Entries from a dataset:
------

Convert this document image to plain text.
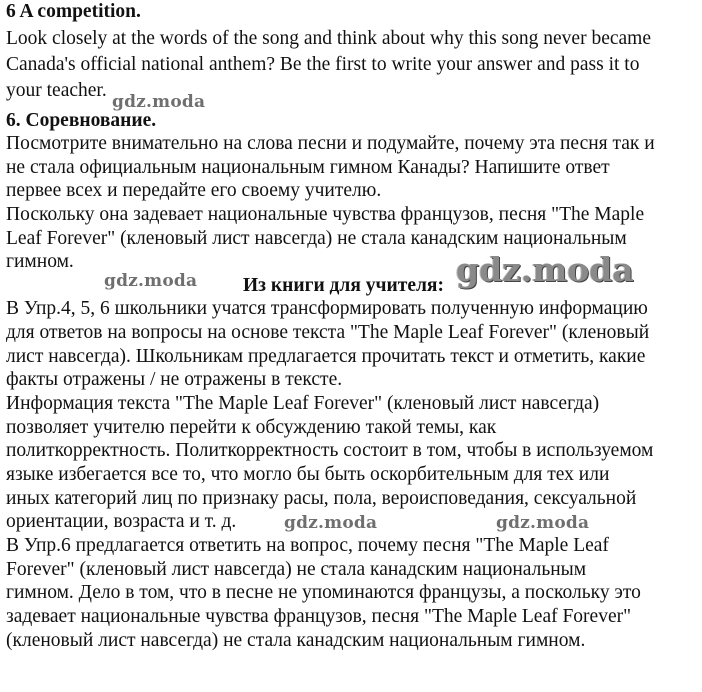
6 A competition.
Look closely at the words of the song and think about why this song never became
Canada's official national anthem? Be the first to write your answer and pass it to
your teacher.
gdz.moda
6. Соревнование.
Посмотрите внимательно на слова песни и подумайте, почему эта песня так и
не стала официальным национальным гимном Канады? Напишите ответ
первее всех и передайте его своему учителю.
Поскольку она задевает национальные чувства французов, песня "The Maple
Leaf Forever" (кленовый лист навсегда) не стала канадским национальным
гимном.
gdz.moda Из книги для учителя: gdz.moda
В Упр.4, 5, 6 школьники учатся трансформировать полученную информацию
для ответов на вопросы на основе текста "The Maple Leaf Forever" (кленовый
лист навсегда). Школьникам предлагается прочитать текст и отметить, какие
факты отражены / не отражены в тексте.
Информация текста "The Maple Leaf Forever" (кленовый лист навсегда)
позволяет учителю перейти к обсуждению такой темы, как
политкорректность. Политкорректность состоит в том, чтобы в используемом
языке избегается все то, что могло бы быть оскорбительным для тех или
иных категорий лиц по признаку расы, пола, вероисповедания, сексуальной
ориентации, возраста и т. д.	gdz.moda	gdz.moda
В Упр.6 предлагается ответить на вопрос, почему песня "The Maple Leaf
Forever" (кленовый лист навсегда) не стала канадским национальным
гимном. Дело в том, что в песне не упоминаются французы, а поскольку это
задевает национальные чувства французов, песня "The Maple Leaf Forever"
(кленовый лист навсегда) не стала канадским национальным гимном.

------

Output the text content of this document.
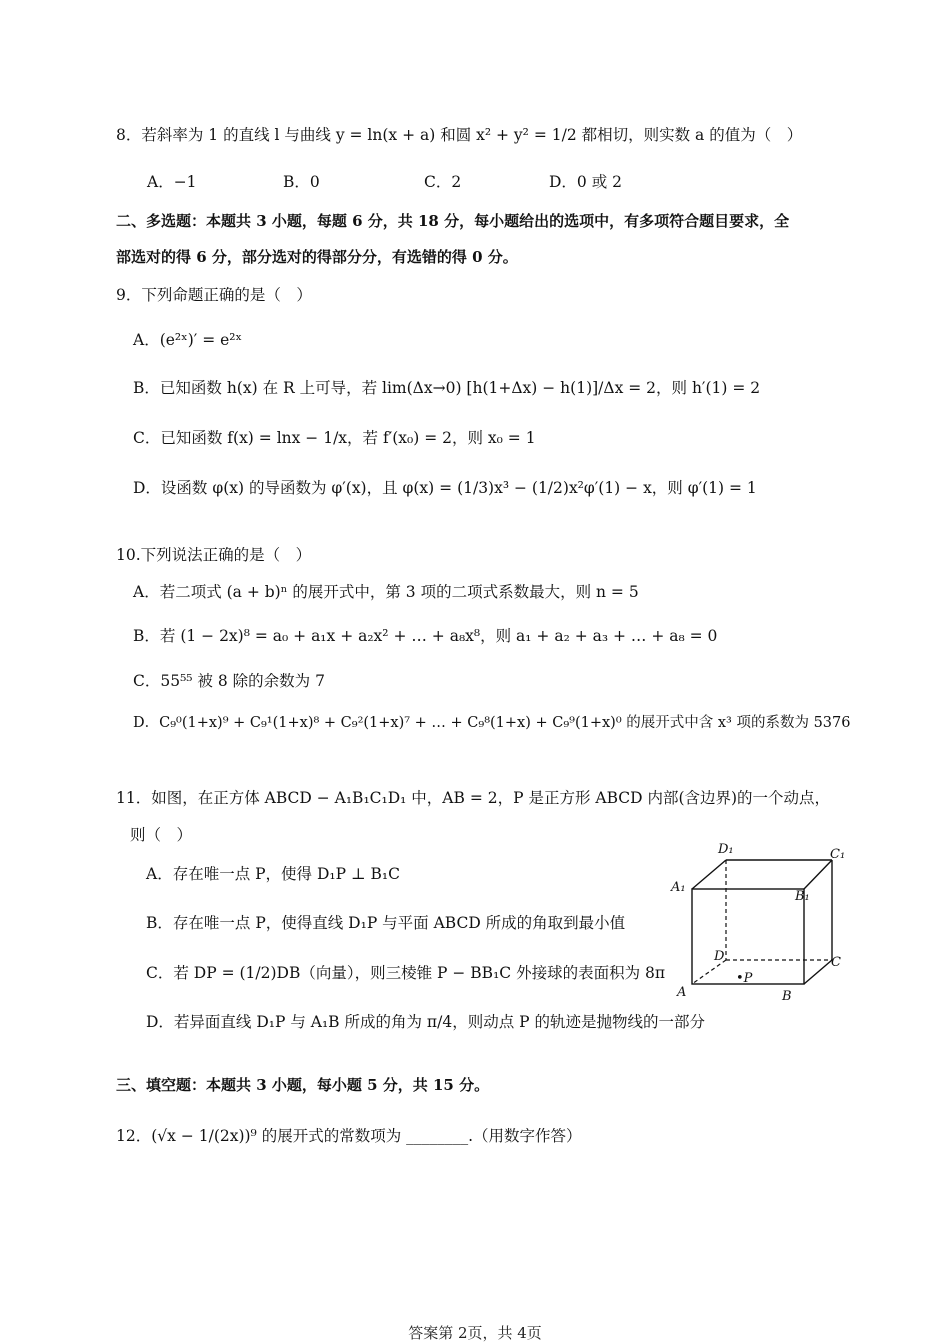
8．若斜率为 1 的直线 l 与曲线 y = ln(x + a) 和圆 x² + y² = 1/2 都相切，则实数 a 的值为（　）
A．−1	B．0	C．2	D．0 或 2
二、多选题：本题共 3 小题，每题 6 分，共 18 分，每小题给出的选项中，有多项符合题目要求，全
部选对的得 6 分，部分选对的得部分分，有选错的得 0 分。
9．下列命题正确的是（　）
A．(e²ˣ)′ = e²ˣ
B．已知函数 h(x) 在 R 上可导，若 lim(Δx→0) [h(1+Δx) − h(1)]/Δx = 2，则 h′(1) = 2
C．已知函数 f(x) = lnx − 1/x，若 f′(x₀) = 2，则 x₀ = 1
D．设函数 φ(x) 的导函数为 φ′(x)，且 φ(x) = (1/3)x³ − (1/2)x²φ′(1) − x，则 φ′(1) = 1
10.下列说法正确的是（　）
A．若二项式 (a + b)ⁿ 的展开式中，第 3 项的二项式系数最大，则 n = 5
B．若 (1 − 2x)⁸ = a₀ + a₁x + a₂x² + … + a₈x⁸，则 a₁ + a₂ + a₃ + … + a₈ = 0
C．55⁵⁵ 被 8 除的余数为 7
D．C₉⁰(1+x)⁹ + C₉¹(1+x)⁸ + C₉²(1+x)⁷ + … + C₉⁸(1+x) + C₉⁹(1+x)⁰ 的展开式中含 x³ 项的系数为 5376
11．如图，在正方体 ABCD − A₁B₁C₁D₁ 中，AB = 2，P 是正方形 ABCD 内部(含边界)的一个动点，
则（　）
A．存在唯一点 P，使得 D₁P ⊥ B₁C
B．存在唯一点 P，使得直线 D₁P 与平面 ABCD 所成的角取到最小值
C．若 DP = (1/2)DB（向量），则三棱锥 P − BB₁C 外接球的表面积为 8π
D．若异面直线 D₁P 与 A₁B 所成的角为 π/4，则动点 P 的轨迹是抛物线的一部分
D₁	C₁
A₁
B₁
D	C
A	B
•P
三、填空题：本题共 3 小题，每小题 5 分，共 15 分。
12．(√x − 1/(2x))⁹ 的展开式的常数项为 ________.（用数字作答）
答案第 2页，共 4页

------

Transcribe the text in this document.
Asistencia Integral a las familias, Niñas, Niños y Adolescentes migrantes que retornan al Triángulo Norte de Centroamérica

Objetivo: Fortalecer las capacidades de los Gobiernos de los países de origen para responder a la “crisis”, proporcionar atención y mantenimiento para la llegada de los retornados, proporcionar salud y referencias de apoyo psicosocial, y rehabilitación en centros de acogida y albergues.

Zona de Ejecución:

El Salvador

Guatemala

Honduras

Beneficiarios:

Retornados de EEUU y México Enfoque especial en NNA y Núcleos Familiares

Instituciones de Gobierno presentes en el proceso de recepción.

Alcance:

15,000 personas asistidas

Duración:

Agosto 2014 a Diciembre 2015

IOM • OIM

------

→ SET EXERCISE: Report only how many lines of the listing hold the word "канадским".

→ TASK SOLUTION: 3